Which lines contain the string "Years"? Please list every one of them.

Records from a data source
* Start *
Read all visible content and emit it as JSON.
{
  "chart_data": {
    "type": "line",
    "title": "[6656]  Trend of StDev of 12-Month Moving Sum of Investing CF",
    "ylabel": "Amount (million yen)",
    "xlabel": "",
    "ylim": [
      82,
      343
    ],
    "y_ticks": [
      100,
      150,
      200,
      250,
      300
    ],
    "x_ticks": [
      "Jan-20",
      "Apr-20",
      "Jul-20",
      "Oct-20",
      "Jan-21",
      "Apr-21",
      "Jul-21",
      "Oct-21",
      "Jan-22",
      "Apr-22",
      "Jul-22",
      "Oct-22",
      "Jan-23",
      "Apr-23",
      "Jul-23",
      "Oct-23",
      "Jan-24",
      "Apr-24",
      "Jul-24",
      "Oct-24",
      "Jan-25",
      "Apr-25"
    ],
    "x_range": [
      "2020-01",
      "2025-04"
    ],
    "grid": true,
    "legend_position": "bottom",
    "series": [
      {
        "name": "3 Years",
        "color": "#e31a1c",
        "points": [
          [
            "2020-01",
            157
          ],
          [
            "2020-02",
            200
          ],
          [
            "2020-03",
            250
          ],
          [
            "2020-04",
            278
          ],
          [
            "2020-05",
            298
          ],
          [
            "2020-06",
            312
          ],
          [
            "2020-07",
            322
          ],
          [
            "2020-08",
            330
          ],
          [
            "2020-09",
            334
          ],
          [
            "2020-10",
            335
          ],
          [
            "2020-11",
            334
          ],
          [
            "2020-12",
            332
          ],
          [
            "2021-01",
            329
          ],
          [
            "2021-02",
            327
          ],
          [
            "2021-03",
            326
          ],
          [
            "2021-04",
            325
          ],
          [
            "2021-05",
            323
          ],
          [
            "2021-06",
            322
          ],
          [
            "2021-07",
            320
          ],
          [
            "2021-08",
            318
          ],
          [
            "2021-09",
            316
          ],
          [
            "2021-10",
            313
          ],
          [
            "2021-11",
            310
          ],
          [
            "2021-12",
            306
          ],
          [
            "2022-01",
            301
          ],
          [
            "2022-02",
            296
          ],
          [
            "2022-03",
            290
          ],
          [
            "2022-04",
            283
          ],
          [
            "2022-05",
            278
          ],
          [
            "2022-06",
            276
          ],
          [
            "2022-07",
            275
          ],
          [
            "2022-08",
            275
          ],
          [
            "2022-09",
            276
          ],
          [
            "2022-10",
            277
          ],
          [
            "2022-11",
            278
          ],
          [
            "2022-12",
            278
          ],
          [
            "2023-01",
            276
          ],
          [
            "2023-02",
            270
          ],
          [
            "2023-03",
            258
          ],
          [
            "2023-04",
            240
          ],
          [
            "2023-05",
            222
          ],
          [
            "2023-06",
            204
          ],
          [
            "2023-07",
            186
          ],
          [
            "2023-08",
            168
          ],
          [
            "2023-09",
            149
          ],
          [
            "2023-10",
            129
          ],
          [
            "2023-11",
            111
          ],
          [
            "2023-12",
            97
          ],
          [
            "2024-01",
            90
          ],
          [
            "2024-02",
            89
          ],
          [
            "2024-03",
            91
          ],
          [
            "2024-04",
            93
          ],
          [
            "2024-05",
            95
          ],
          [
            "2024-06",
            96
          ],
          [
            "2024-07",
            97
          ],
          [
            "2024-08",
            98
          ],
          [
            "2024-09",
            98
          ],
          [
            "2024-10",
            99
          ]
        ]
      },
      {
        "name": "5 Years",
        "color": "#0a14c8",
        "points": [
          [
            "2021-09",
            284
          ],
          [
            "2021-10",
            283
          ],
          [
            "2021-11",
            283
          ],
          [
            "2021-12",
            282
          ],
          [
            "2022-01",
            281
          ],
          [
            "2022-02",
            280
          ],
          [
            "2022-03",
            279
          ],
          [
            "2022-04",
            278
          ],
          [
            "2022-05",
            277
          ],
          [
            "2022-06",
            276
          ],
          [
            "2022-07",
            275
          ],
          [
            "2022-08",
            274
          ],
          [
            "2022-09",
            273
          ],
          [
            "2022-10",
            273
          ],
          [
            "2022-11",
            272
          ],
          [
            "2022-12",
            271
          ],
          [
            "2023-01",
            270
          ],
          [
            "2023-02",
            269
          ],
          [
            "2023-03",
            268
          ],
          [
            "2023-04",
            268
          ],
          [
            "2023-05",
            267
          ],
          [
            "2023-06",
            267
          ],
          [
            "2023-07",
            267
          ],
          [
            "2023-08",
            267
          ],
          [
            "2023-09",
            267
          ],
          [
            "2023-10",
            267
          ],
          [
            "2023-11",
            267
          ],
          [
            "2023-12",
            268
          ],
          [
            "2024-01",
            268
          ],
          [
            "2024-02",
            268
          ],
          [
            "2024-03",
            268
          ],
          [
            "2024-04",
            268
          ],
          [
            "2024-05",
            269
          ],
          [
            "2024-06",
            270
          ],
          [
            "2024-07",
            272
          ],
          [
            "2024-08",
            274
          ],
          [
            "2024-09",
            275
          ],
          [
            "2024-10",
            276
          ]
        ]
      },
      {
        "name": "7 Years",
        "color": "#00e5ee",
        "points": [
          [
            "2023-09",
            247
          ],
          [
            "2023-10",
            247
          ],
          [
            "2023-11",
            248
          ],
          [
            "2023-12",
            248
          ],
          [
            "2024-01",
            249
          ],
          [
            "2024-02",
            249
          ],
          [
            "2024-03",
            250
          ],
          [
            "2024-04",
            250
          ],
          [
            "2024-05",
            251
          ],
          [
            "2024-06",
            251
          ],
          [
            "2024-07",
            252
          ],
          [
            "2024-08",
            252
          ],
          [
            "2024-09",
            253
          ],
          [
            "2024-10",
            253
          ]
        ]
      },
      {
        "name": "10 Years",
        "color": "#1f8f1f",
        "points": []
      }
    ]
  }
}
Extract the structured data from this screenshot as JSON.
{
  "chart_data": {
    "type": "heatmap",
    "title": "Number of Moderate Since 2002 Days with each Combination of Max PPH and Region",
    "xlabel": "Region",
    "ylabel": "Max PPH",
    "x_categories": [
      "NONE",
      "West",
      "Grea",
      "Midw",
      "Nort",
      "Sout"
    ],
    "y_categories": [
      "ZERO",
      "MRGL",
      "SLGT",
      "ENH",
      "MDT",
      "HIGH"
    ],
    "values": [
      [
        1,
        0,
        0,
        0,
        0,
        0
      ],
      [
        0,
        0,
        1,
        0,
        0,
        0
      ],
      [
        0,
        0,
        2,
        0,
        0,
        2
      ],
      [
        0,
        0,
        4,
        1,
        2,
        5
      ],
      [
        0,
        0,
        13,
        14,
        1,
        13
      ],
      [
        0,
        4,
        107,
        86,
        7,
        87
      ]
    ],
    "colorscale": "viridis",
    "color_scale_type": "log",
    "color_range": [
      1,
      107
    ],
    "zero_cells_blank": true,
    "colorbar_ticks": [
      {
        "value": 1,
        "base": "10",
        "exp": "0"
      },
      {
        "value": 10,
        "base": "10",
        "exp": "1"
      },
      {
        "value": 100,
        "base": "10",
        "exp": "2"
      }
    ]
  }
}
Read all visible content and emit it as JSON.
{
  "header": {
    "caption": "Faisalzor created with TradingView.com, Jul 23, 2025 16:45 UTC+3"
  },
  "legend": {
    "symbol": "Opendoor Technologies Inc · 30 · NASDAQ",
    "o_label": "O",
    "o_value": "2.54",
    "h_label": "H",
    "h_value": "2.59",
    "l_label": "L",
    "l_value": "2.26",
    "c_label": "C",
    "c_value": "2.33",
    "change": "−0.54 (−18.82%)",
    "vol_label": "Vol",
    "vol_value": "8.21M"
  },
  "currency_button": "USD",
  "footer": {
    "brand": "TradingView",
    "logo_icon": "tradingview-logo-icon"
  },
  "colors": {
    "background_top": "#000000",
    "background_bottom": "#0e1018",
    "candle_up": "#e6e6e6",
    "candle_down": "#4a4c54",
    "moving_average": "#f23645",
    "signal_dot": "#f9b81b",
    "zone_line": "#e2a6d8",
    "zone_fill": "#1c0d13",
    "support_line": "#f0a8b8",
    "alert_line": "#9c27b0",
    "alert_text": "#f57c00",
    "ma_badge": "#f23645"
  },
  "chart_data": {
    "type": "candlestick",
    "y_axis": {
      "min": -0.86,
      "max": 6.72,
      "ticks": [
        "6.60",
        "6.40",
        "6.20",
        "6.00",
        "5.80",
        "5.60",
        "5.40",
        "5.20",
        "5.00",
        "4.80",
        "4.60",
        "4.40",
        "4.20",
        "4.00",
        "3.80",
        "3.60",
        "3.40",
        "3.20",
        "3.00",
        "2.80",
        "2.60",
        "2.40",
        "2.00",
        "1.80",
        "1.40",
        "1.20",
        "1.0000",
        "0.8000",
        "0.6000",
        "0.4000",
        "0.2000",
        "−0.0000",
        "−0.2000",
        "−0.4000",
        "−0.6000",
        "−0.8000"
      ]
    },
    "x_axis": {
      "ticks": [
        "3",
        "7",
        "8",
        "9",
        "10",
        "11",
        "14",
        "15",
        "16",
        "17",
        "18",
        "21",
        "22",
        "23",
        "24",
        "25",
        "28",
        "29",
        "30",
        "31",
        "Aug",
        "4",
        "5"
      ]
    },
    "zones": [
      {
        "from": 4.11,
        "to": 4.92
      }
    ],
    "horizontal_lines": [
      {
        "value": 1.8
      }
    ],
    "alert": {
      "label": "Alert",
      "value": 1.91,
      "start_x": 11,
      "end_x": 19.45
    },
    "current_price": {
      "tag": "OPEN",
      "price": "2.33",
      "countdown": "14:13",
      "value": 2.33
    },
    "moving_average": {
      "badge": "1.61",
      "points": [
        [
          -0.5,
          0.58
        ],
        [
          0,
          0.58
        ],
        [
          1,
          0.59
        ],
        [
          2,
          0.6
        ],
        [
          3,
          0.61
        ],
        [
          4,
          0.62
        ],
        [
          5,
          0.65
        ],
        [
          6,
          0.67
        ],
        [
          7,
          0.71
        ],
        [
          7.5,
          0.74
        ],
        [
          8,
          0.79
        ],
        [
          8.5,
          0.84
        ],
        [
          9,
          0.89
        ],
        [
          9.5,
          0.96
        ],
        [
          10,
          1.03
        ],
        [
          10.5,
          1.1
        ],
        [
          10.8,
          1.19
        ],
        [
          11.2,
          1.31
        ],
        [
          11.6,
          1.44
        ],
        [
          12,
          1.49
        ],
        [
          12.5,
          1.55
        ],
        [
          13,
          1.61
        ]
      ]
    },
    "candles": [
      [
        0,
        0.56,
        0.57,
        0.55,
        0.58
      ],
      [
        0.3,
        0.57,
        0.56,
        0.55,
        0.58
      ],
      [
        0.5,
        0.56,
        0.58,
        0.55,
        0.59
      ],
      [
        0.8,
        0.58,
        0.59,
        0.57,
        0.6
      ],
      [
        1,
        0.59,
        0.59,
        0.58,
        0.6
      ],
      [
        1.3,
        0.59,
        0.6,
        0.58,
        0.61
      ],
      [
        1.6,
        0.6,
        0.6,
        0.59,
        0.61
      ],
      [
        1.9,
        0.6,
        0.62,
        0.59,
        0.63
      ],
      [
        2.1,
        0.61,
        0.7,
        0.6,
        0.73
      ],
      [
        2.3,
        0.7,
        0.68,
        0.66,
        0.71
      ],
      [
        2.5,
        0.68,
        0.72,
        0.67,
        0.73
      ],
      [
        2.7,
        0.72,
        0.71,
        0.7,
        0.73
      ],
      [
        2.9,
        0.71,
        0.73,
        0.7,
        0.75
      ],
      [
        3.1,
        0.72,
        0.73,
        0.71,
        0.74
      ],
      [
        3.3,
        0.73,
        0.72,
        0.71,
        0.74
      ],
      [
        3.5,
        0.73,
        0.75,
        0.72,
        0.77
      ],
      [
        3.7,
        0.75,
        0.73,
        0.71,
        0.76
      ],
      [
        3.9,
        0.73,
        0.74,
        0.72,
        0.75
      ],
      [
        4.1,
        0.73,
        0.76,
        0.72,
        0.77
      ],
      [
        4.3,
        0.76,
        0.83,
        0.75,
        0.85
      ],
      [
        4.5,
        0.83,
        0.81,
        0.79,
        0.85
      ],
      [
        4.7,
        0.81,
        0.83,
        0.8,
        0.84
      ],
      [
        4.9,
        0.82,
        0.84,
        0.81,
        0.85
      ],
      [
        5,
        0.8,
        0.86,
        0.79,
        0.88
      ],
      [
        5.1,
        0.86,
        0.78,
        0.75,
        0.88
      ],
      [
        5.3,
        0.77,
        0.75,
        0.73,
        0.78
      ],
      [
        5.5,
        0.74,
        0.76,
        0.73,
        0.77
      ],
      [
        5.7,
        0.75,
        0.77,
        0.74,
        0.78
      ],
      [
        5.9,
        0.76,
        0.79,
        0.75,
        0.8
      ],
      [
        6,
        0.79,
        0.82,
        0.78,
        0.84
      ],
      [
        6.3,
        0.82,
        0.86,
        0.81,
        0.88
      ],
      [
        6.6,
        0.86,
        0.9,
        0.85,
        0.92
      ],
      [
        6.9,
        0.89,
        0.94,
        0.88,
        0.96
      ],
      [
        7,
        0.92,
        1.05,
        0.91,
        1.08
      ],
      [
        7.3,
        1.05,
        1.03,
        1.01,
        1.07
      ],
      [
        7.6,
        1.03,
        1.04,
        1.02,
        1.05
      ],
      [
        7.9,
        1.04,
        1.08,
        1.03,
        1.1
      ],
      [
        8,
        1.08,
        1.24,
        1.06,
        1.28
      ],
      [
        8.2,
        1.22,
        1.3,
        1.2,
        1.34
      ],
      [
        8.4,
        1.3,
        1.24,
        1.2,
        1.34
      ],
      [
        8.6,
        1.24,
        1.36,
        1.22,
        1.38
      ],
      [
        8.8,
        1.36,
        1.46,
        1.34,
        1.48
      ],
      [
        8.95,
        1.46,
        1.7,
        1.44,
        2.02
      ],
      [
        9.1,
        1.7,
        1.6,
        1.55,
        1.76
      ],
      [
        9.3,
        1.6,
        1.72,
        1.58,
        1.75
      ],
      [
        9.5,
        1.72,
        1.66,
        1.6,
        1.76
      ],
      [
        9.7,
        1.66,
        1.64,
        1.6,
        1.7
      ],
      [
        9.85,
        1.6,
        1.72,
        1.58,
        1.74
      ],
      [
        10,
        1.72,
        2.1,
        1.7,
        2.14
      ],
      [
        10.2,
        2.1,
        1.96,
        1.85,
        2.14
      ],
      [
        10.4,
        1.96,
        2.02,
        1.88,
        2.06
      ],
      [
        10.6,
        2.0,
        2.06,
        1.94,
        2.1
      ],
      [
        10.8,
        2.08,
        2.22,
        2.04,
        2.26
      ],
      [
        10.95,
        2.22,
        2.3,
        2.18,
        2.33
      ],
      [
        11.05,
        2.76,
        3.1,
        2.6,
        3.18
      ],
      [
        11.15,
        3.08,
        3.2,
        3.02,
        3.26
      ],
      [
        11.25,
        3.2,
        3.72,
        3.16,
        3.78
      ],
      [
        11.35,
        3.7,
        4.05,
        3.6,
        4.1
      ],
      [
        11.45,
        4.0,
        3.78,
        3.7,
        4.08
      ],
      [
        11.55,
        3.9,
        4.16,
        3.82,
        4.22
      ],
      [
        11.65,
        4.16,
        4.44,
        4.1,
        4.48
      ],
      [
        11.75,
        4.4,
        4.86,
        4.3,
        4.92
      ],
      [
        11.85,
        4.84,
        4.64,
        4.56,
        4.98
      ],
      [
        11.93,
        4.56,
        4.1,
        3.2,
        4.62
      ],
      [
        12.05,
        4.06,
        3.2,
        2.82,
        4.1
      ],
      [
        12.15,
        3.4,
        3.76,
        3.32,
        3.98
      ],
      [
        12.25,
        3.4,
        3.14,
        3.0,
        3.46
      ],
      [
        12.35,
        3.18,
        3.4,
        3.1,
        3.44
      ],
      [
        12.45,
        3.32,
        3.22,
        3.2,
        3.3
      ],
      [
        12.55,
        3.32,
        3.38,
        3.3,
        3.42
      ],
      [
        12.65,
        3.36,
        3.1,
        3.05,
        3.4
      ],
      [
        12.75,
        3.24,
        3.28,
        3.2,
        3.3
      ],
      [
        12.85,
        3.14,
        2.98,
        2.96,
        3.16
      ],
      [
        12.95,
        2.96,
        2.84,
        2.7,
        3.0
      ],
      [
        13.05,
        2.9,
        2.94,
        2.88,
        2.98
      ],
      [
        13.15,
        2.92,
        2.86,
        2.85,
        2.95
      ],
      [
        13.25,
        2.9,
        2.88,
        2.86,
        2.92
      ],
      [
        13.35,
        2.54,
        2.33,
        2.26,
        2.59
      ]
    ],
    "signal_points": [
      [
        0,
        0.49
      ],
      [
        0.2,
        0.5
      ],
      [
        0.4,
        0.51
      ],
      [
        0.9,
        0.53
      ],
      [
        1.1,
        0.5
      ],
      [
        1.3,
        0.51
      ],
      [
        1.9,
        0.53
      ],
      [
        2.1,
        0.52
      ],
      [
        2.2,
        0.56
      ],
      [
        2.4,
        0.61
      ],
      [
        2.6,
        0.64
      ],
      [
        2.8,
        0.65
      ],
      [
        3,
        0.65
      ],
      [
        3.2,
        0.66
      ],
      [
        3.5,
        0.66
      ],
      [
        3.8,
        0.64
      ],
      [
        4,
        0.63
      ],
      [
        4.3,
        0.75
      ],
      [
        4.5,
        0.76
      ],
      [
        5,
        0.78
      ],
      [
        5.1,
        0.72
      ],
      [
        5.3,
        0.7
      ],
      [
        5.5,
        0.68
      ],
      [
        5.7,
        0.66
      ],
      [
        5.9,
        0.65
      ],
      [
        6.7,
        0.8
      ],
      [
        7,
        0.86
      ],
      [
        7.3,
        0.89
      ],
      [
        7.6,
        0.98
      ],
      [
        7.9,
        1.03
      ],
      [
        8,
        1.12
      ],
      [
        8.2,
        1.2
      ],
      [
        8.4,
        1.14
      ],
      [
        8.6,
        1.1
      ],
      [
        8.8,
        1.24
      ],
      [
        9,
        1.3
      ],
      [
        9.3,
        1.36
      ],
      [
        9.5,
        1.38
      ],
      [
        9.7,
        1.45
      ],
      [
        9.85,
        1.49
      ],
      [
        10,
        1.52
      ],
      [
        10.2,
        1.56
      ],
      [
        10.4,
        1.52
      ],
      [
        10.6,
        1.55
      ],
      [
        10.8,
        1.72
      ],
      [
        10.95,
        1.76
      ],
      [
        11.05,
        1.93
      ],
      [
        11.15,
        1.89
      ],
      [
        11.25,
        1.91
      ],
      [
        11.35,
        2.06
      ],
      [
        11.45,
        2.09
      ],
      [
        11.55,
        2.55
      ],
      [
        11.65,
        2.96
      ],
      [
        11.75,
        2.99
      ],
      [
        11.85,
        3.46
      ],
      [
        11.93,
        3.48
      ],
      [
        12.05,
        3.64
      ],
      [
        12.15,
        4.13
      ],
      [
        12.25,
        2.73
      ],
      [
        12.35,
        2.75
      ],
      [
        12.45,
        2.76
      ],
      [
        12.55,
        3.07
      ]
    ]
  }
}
* End *
• **CORRECT OUTPUT**:
        "name": "3 Years",
        "name": "5 Years",
        "name": "7 Years",
        "name": "10 Years",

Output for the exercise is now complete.